=== Excerpted data ===

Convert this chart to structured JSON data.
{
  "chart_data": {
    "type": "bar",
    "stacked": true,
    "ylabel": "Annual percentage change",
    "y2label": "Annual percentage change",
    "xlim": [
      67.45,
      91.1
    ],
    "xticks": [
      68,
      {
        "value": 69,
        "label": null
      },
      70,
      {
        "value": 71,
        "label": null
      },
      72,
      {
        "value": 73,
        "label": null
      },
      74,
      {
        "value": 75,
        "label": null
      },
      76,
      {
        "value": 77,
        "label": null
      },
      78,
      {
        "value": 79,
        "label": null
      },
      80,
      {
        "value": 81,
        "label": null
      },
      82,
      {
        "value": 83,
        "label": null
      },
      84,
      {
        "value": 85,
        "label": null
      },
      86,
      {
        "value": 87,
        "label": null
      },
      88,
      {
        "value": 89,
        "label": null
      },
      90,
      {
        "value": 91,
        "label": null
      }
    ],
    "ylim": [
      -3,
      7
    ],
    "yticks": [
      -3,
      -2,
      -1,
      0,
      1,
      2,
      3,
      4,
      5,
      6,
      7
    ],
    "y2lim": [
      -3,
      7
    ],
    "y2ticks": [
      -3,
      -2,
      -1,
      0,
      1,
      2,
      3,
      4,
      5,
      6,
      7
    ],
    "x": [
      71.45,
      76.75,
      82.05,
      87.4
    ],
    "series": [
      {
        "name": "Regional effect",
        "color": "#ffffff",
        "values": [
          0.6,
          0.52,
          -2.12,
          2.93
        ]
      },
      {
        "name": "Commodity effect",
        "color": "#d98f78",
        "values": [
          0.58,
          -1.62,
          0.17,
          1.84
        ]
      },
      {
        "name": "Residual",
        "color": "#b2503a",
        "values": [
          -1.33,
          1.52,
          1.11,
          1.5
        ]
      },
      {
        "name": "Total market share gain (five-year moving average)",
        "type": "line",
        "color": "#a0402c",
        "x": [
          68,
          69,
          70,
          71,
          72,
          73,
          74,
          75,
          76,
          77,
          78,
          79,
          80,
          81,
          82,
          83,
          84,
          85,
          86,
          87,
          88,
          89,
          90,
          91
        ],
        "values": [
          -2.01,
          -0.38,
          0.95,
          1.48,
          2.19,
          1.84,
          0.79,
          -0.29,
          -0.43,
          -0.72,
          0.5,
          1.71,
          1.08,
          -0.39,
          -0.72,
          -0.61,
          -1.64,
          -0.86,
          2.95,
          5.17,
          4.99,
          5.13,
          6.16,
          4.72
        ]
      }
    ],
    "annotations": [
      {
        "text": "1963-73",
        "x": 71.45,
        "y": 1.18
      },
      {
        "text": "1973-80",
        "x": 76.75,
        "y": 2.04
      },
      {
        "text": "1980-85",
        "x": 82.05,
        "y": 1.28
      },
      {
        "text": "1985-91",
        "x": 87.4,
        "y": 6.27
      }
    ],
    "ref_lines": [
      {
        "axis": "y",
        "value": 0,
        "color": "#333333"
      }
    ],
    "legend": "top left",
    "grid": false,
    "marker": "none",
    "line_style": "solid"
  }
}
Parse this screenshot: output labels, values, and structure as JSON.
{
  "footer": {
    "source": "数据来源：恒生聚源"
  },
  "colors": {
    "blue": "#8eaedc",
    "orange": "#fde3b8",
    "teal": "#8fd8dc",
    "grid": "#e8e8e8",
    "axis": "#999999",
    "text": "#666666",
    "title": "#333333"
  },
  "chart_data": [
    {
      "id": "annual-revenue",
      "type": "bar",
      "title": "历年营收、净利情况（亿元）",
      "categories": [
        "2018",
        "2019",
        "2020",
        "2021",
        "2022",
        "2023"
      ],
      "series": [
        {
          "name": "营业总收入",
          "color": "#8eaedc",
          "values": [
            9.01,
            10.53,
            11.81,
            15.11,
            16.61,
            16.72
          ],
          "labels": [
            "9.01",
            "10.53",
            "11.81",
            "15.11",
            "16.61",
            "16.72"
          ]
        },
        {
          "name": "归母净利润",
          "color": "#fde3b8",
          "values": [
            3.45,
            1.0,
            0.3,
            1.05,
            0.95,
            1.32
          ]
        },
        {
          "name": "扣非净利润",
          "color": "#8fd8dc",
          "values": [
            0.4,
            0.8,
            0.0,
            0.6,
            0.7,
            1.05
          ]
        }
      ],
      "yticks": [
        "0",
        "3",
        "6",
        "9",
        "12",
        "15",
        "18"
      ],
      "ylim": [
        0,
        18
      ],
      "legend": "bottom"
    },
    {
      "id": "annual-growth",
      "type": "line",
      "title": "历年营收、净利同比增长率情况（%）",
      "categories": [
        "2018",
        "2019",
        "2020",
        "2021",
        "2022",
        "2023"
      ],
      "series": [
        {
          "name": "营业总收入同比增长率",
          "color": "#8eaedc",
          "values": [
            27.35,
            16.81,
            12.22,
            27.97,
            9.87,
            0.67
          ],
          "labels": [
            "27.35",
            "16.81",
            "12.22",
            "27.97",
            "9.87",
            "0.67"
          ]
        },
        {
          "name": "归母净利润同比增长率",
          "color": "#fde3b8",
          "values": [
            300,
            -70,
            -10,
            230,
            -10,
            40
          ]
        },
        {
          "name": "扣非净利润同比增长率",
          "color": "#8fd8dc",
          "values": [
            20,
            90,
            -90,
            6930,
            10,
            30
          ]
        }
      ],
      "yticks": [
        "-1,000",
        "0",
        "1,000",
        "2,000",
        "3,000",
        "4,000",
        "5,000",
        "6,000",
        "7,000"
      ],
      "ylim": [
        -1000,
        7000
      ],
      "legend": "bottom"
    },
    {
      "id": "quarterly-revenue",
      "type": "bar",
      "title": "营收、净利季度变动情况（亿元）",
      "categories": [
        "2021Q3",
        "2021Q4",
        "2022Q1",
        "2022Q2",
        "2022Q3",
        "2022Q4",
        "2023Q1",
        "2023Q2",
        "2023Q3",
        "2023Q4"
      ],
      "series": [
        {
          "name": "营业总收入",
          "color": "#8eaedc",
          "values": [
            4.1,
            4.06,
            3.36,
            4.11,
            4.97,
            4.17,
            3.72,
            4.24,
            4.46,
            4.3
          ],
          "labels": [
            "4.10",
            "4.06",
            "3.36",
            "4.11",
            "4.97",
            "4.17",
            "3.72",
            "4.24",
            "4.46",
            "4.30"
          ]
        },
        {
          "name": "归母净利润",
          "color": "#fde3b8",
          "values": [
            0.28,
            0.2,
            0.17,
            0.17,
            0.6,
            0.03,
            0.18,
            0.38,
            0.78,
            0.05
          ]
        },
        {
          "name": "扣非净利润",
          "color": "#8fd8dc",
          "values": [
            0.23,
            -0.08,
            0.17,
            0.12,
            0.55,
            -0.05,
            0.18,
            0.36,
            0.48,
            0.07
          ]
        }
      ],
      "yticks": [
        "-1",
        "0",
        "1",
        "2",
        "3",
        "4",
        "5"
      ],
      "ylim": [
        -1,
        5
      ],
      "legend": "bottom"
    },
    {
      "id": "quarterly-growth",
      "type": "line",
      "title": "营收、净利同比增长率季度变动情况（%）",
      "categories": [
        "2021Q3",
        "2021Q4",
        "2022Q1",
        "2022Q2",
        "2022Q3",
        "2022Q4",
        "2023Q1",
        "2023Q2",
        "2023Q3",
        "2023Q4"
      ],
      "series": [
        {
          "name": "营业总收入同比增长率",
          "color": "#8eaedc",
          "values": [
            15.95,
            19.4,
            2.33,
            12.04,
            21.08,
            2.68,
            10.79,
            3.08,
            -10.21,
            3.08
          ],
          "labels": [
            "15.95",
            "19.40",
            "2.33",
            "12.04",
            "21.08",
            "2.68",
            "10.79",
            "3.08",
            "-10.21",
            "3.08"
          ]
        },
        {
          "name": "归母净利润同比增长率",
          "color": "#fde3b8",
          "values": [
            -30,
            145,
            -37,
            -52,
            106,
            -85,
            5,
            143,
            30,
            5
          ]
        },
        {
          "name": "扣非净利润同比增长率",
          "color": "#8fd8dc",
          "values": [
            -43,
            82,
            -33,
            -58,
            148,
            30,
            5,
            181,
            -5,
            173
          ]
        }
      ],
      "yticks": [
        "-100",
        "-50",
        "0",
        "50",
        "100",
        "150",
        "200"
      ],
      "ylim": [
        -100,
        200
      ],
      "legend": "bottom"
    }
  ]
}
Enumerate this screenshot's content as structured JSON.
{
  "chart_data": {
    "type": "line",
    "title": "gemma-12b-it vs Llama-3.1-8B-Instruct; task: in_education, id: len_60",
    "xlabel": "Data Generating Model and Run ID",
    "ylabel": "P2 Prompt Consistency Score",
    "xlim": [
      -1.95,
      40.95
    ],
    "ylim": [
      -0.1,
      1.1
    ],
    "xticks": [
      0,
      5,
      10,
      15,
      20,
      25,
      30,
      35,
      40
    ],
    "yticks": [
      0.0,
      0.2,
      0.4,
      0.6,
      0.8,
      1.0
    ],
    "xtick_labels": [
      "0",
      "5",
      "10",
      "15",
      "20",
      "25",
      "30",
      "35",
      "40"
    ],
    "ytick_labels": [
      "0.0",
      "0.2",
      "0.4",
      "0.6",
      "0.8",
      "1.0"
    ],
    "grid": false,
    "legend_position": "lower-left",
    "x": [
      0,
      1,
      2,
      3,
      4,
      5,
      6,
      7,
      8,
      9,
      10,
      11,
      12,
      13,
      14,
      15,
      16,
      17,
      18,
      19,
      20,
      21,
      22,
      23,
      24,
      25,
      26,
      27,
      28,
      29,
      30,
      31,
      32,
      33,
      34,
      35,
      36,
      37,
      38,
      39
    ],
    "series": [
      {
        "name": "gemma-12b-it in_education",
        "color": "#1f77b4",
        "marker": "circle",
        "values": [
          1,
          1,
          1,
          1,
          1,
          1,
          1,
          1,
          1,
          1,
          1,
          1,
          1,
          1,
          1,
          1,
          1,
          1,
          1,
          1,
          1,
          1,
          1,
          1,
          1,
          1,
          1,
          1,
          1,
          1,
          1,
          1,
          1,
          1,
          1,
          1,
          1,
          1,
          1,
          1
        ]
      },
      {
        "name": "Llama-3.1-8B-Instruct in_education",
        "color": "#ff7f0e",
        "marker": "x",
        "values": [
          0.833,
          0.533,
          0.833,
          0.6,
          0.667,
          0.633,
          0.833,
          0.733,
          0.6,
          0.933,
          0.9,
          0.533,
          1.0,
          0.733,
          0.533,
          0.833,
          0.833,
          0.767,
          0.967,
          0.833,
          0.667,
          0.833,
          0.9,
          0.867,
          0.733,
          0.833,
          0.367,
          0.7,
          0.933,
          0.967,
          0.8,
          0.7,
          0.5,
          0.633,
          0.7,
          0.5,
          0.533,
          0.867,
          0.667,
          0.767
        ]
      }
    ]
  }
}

===

## Written task
Look through the entries and return every line where "quarterly" appears.

## Finished answer
      "id": "quarterly-revenue",
      "id": "quarterly-growth",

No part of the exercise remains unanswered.